▶ **What the task requires**
Transcribe all of the data exactly. Omit the pictures.

▶ **Data for this exercise**
* begin *

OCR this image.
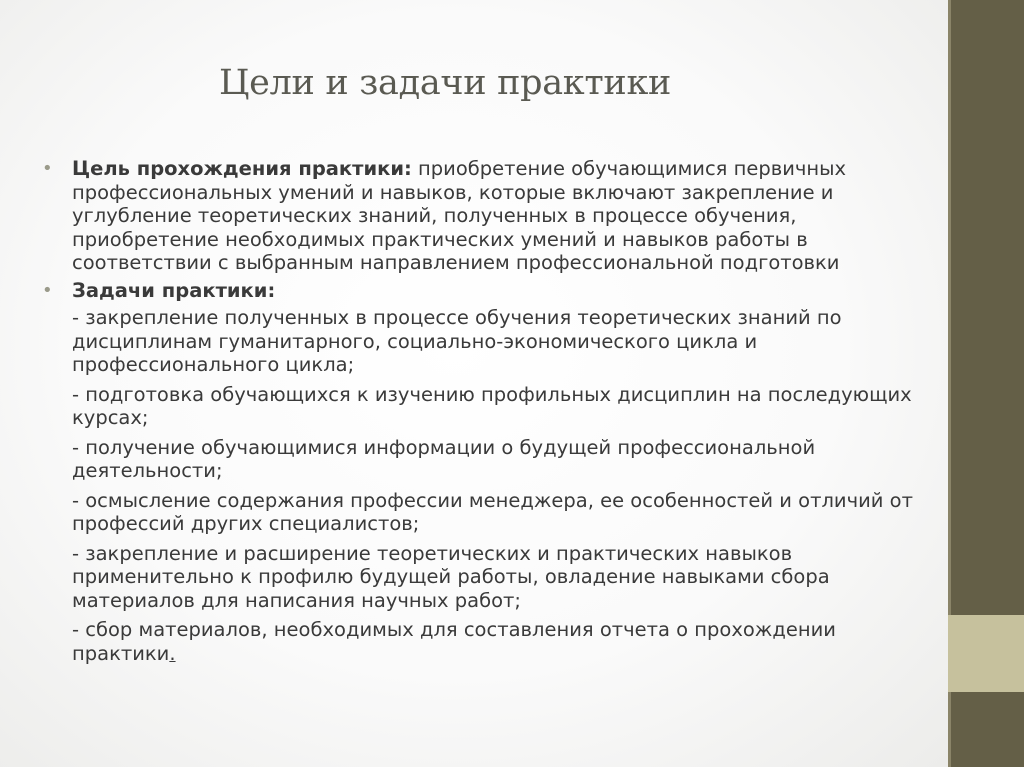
Цели и задачи практики
• Цель прохождения практики: приобретение обучающимися первичных профессиональных умений и навыков, которые включают закрепление и углубление теоретических знаний, полученных в процессе обучения, приобретение необходимых практических умений и навыков работы в соответствии с выбранным направлением профессиональной подготовки
• Задачи практики:
- закрепление полученных в процессе обучения теоретических знаний по дисциплинам гуманитарного, социально-экономического цикла и профессионального цикла;
- подготовка обучающихся к изучению профильных дисциплин на последующих курсах;
- получение обучающимися информации о будущей профессиональной деятельности;
- осмысление содержания профессии менеджера, ее особенностей и отличий от профессий других специалистов;
- закрепление и расширение теоретических и практических навыков применительно к профилю будущей работы, овладение навыками сбора материалов для написания научных работ;
- сбор материалов, необходимых для составления отчета о прохождении практики.
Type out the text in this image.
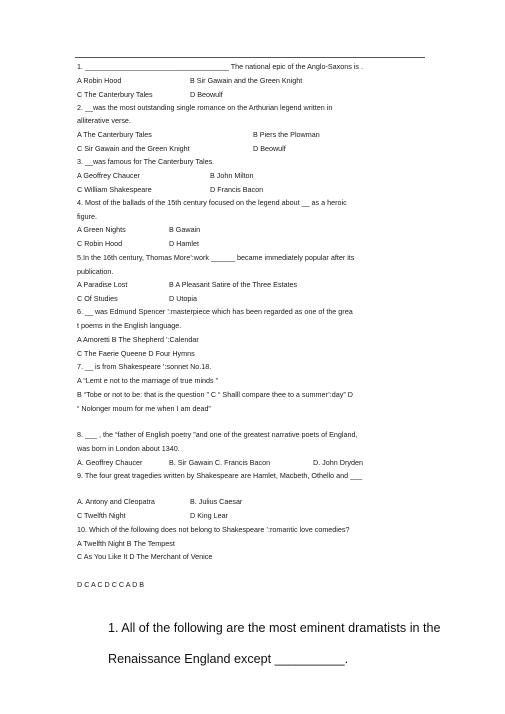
1. ____________________________________ The national epic of the Anglo-Saxons is .
A Robin Hood	B Sir Gawain and the Green Knight
C The Canterbury Tales	D Beowulf
2. __was the most outstanding single romance on the Arthurian legend written in
alliterative verse.
A The Canterbury Tales	B Piers the Plowman
C Sir Gawain and the Green Knight	D Beowulf
3. __was famous for The Canterbury Tales.
A Geoffrey Chaucer	B John Milton
C William Shakespeare	D Francis Bacon
4. Most of the ballads of the 15th century focused on the legend about __ as a heroic
figure.
A Green Nights	B Gawain
C Robin Hood	D Hamlet
5.In the 16th century, Thomas More’:work ______ became immediately popular after its
publication.
A Paradise Lost	B A Pleasant Satire of the Three Estates
C Of Studies	D Utopia
6. __ was Edmund Spencer ’:masterpiece which has been regarded as one of the grea
t poems in the English language.
A Amoretti B The Shepherd ’:Calendar
C The Faerie Queene D Four Hymns
7. __ is from Shakespeare ’:sonnet No.18.
A “Lemt e not to the marriage of true minds ”
B “Tobe or not to be: that is the question ” C “ Shalll compare thee to a summer’:day” D
“ Nolonger mourn for me when I am dead”
8. ___ , the “father of English poetry ”and one of the greatest narrative poets of England,
was born in London about 1340.
A. Geoffrey Chaucer	B. Sir Gawain C. Francis Bacon	D. John Dryden
9. The four great tragedies written by Shakespeare are Hamlet, Macbeth, Othello and ___
A. Antony and Cleopatra	B. Julius Caesar
C Twelfth Night	D King Lear
10. Which of the following does not belong to Shakespeare ’:romantic love comedies?
A Twelfth Night B The Tempest
C As You Like It D The Merchant of Venice
D C A C D C C A D B
1. All of the following are the most eminent dramatists in the
Renaissance England except __________.
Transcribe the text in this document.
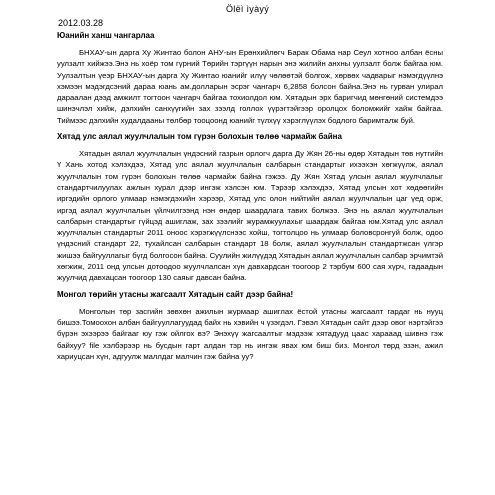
Ölëì ìyàyý
2012.03.28
Юанийн ханш чангарлаа

БНХАУ-ын дарга Ху Жинтао болон АНУ-ын Ерөнхийлөгч Барак Обама нар Сеул хотноо албан ёсны уулзалт хийжээ.Энэ нь хоёр том гүрний Төрийн тэргүүн нарын энэ жилийн анхны уулзалт болж байгаа юм. Уулзалтын үеэр БНХАУ-ын дарга Ху Жинтао юанийг илүү чөлөөтэй болгож, хөрвөх чадварыг нэмэгдүүлнэ хэмээн мэдэгдсэний дараа юань ам.долларын эсрэг чангарч 6,2858 болсон байна.Энэ нь гурван улирал дараалан дээд амжилт тогтоон чангарч байгаа тохиолдол юм. Хятадын эрх баригчид мөнгөний системдээ шинэчлэл хийж, дэлхийн санхүүгийн зах зээлд голлох үүрэгтэйгээр оролцох боломжийг хайж байгаа. Тиймээс дэлхийн худалдааны төлбөр тооцоонд юанийг түлхүү хэрэглүүлэх бодлого баримталж буй.

Хятад улс аялал жуулчлалын том гүрэн болохын төлөө чармайж байна

Хятадын аялал жуулчлалын үндэсний газрын орлогч дарга Ду Жян 26-ны өдөр Хятадын төв нутгийн Ү Хань хотод хэлэхдээ, Хятад улс аялал жуулчлалын салбарын стандартыг ихээхэн хөгжүүлж, аялал жуулчлалын том гүрэн болохын төлөө чармайж байна гэжээ. Ду Жян Хятад улсын аялал жуулчлалыг стандартчилуулах ажлын хурал дээр ингэж хэлсэн юм. Тэрээр хэлэхдээ, Хятад улсын хот хөдөөгийн иргэдийн орлого улмаар нэмэгдэхийн хэрээр, Хятад улс олон нийтийн аялал жуулчлалын цаг үед орж, иргэд аялал жуулчлалын үйлчилгээнд нэн өндөр шаардлага тавих болжээ. Энэ нь аялал жуулчлалын салбарын стандартыг гүйцэд ашиглаж, зах зээлийг журамжуулахыг шаардаж байгаа юм.Хятад улс аялал жуулчлалын стандартыг 2011 оноос хэрэгжүүлснээс хойш, тогтолцоо нь улмаар боловсронгуй болж, одоо үндэсний стандарт 22, тухайлсан салбарын стандарт 18 болж, аялал жуулчлалын стандартжсан үлгэр жишээ байгууллагыг бүгд болгосон байна. Суулийн жилүүдэд Хятадын аялал жуулчлалын салбар эрчимтэй хөгжиж, 2011 онд улсын дотоодоо жуулчлалсан хүн давхардсан тоогоор 2 тэрбум 600 сая хүрч, гадаадын жуулчид давхацсан тоогоор 130 саяыг давсан байна.

Монгол төрийн утасны жагсаалт Хятадын сайт дээр байна!

Монголын төр засгийн зөвхөн ажилын журмаар ашиглах ёстой утасны жагсаалт гардаг нь нууц бишээ.Томоохон албан байгууллагуудад байх нь хэвийн ч үзэгдэл. Гэвэл Хятадын сайт дээр овог нэртэйгээ бүрэн эхээрээ байгааг юу гэж ойлгох вэ? Энэхүү жагсаалтыг мэдээж хятадууд цаас харааад шивнэ гэж байхуу? file хэлбэрээр нь бусдын гарт алдан тэр нь ингэж явах юм биш биз. Монгол төрд эзэн, ажил хариуцсан хүн, адгуулж маллдаг малчин гэж байна уу?
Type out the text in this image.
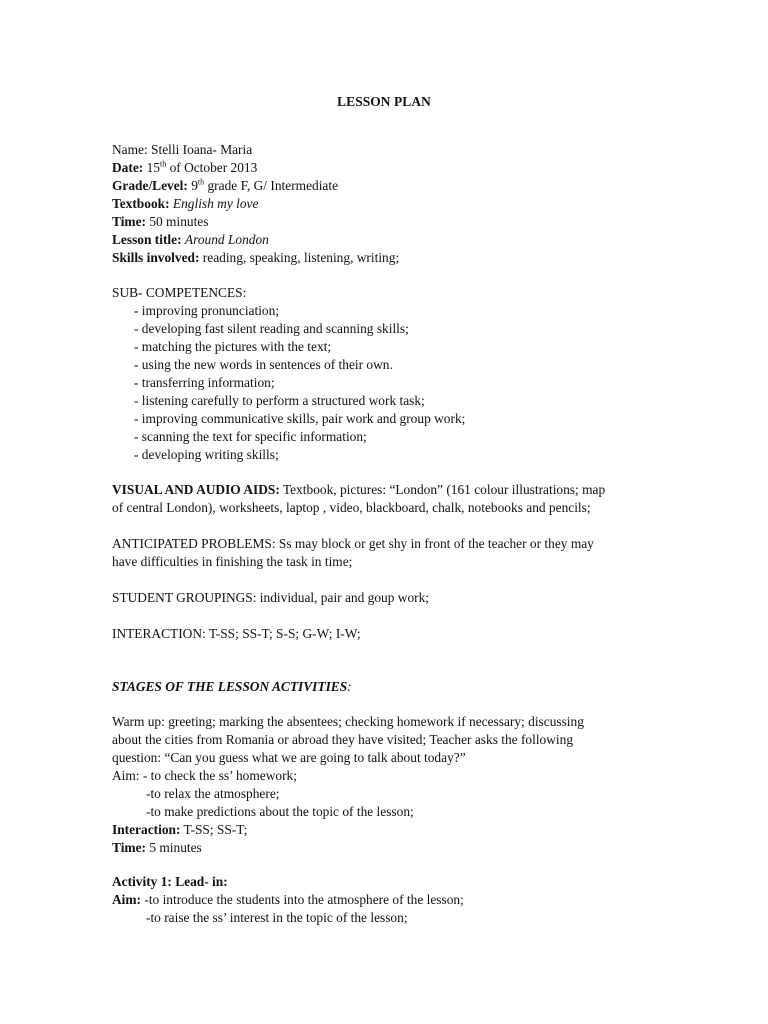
LESSON PLAN
Name: Stelli Ioana- Maria
Date: 15th of October 2013
Grade/Level: 9th grade F, G/ Intermediate
Textbook: English my love
Time: 50 minutes
Lesson title: Around London
Skills involved: reading, speaking, listening, writing;
SUB- COMPETENCES:
- improving pronunciation;
- developing fast silent reading and scanning skills;
- matching the pictures with the text;
- using the new words in sentences of their own.
- transferring information;
- listening carefully to perform a structured work task;
- improving communicative skills, pair work and group work;
- scanning the text for specific information;
- developing writing skills;
VISUAL AND AUDIO AIDS: Textbook, pictures: “London” (161 colour illustrations; map
of central London), worksheets, laptop , video, blackboard, chalk, notebooks and pencils;
ANTICIPATED PROBLEMS: Ss may block or get shy in front of the teacher or they may
have difficulties in finishing the task in time;
STUDENT GROUPINGS: individual, pair and goup work;
INTERACTION: T-SS; SS-T; S-S; G-W; I-W;
STAGES OF THE LESSON ACTIVITIES:
Warm up: greeting; marking the absentees; checking homework if necessary; discussing
about the cities from Romania or abroad they have visited; Teacher asks the following
question: “Can you guess what we are going to talk about today?”
Aim: - to check the ss’ homework;
-to relax the atmosphere;
-to make predictions about the topic of the lesson;
Interaction: T-SS; SS-T;
Time: 5 minutes
Activity 1: Lead- in:
Aim: -to introduce the students into the atmosphere of the lesson;
-to raise the ss’ interest in the topic of the lesson;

* end *

▶ **Response**
OCR this image.
Цели и задачи практики
• Цель прохождения практики: приобретение обучающимися первичных профессиональных умений и навыков, которые включают закрепление и углубление теоретических знаний, полученных в процессе обучения, приобретение необходимых практических умений и навыков работы в соответствии с выбранным направлением профессиональной подготовки
• Задачи практики:
- закрепление полученных в процессе обучения теоретических знаний по дисциплинам гуманитарного, социально-экономического цикла и профессионального цикла;
- подготовка обучающихся к изучению профильных дисциплин на последующих курсах;
- получение обучающимися информации о будущей профессиональной деятельности;
- осмысление содержания профессии менеджера, ее особенностей и отличий от профессий других специалистов;
- закрепление и расширение теоретических и практических навыков применительно к профилю будущей работы, овладение навыками сбора материалов для написания научных работ;
- сбор материалов, необходимых для составления отчета о прохождении практики.
Type out the text in this image.
1. ____________________________________ The national epic of the Anglo-Saxons is .
A Robin Hood	B Sir Gawain and the Green Knight
C The Canterbury Tales	D Beowulf
2. __was the most outstanding single romance on the Arthurian legend written in
alliterative verse.
A The Canterbury Tales	B Piers the Plowman
C Sir Gawain and the Green Knight	D Beowulf
3. __was famous for The Canterbury Tales.
A Geoffrey Chaucer	B John Milton
C William Shakespeare	D Francis Bacon
4. Most of the ballads of the 15th century focused on the legend about __ as a heroic
figure.
A Green Nights	B Gawain
C Robin Hood	D Hamlet
5.In the 16th century, Thomas More’:work ______ became immediately popular after its
publication.
A Paradise Lost	B A Pleasant Satire of the Three Estates
C Of Studies	D Utopia
6. __ was Edmund Spencer ’:masterpiece which has been regarded as one of the grea
t poems in the English language.
A Amoretti B The Shepherd ’:Calendar
C The Faerie Queene D Four Hymns
7. __ is from Shakespeare ’:sonnet No.18.
A “Lemt e not to the marriage of true minds ”
B “Tobe or not to be: that is the question ” C “ Shalll compare thee to a summer’:day” D
“ Nolonger mourn for me when I am dead”
8. ___ , the “father of English poetry ”and one of the greatest narrative poets of England,
was born in London about 1340.
A. Geoffrey Chaucer	B. Sir Gawain C. Francis Bacon	D. John Dryden
9. The four great tragedies written by Shakespeare are Hamlet, Macbeth, Othello and ___
A. Antony and Cleopatra	B. Julius Caesar
C Twelfth Night	D King Lear
10. Which of the following does not belong to Shakespeare ’:romantic love comedies?
A Twelfth Night B The Tempest
C As You Like It D The Merchant of Venice
D C A C D C C A D B
1. All of the following are the most eminent dramatists in the
Renaissance England except __________.
Transcribe the text in this document.
Ölëì ìyàyý
2012.03.28
Юанийн ханш чангарлаа

БНХАУ-ын дарга Ху Жинтао болон АНУ-ын Ерөнхийлөгч Барак Обама нар Сеул хотноо албан ёсны уулзалт хийжээ.Энэ нь хоёр том гүрний Төрийн тэргүүн нарын энэ жилийн анхны уулзалт болж байгаа юм. Уулзалтын үеэр БНХАУ-ын дарга Ху Жинтао юанийг илүү чөлөөтэй болгож, хөрвөх чадварыг нэмэгдүүлнэ хэмээн мэдэгдсэний дараа юань ам.долларын эсрэг чангарч 6,2858 болсон байна.Энэ нь гурван улирал дараалан дээд амжилт тогтоон чангарч байгаа тохиолдол юм. Хятадын эрх баригчид мөнгөний системдээ шинэчлэл хийж, дэлхийн санхүүгийн зах зээлд голлох үүрэгтэйгээр оролцох боломжийг хайж байгаа. Тиймээс дэлхийн худалдааны төлбөр тооцоонд юанийг түлхүү хэрэглүүлэх бодлого баримталж буй.

Хятад улс аялал жуулчлалын том гүрэн болохын төлөө чармайж байна

Хятадын аялал жуулчлалын үндэсний газрын орлогч дарга Ду Жян 26-ны өдөр Хятадын төв нутгийн Ү Хань хотод хэлэхдээ, Хятад улс аялал жуулчлалын салбарын стандартыг ихээхэн хөгжүүлж, аялал жуулчлалын том гүрэн болохын төлөө чармайж байна гэжээ. Ду Жян Хятад улсын аялал жуулчлалыг стандартчилуулах ажлын хурал дээр ингэж хэлсэн юм. Тэрээр хэлэхдээ, Хятад улсын хот хөдөөгийн иргэдийн орлого улмаар нэмэгдэхийн хэрээр, Хятад улс олон нийтийн аялал жуулчлалын цаг үед орж, иргэд аялал жуулчлалын үйлчилгээнд нэн өндөр шаардлага тавих болжээ. Энэ нь аялал жуулчлалын салбарын стандартыг гүйцэд ашиглаж, зах зээлийг журамжуулахыг шаардаж байгаа юм.Хятад улс аялал жуулчлалын стандартыг 2011 оноос хэрэгжүүлснээс хойш, тогтолцоо нь улмаар боловсронгуй болж, одоо үндэсний стандарт 22, тухайлсан салбарын стандарт 18 болж, аялал жуулчлалын стандартжсан үлгэр жишээ байгууллагыг бүгд болгосон байна. Суулийн жилүүдэд Хятадын аялал жуулчлалын салбар эрчимтэй хөгжиж, 2011 онд улсын дотоодоо жуулчлалсан хүн давхардсан тоогоор 2 тэрбум 600 сая хүрч, гадаадын жуулчид давхацсан тоогоор 130 саяыг давсан байна.

Монгол төрийн утасны жагсаалт Хятадын сайт дээр байна!

Монголын төр засгийн зөвхөн ажилын журмаар ашиглах ёстой утасны жагсаалт гардаг нь нууц бишээ.Томоохон албан байгууллагуудад байх нь хэвийн ч үзэгдэл. Гэвэл Хятадын сайт дээр овог нэртэйгээ бүрэн эхээрээ байгааг юу гэж ойлгох вэ? Энэхүү жагсаалтыг мэдээж хятадууд цаас харааад шивнэ гэж байхуу? file хэлбэрээр нь бусдын гарт алдан тэр нь ингэж явах юм биш биз. Монгол төрд эзэн, ажил хариуцсан хүн, адгуулж маллдаг малчин гэж байна уу?
Type out the text in this image.
LESSON PLAN
Name: Stelli Ioana- Maria
Date: 15th of October 2013
Grade/Level: 9th grade F, G/ Intermediate
Textbook: English my love
Time: 50 minutes
Lesson title: Around London
Skills involved: reading, speaking, listening, writing;
SUB- COMPETENCES:
- improving pronunciation;
- developing fast silent reading and scanning skills;
- matching the pictures with the text;
- using the new words in sentences of their own.
- transferring information;
- listening carefully to perform a structured work task;
- improving communicative skills, pair work and group work;
- scanning the text for specific information;
- developing writing skills;
VISUAL AND AUDIO AIDS: Textbook, pictures: “London” (161 colour illustrations; map
of central London), worksheets, laptop , video, blackboard, chalk, notebooks and pencils;
ANTICIPATED PROBLEMS: Ss may block or get shy in front of the teacher or they may
have difficulties in finishing the task in time;
STUDENT GROUPINGS: individual, pair and goup work;
INTERACTION: T-SS; SS-T; S-S; G-W; I-W;
STAGES OF THE LESSON ACTIVITIES:
Warm up: greeting; marking the absentees; checking homework if necessary; discussing
about the cities from Romania or abroad they have visited; Teacher asks the following
question: “Can you guess what we are going to talk about today?”
Aim: - to check the ss’ homework;
-to relax the atmosphere;
-to make predictions about the topic of the lesson;
Interaction: T-SS; SS-T;
Time: 5 minutes
Activity 1: Lead- in:
Aim: -to introduce the students into the atmosphere of the lesson;
-to raise the ss’ interest in the topic of the lesson;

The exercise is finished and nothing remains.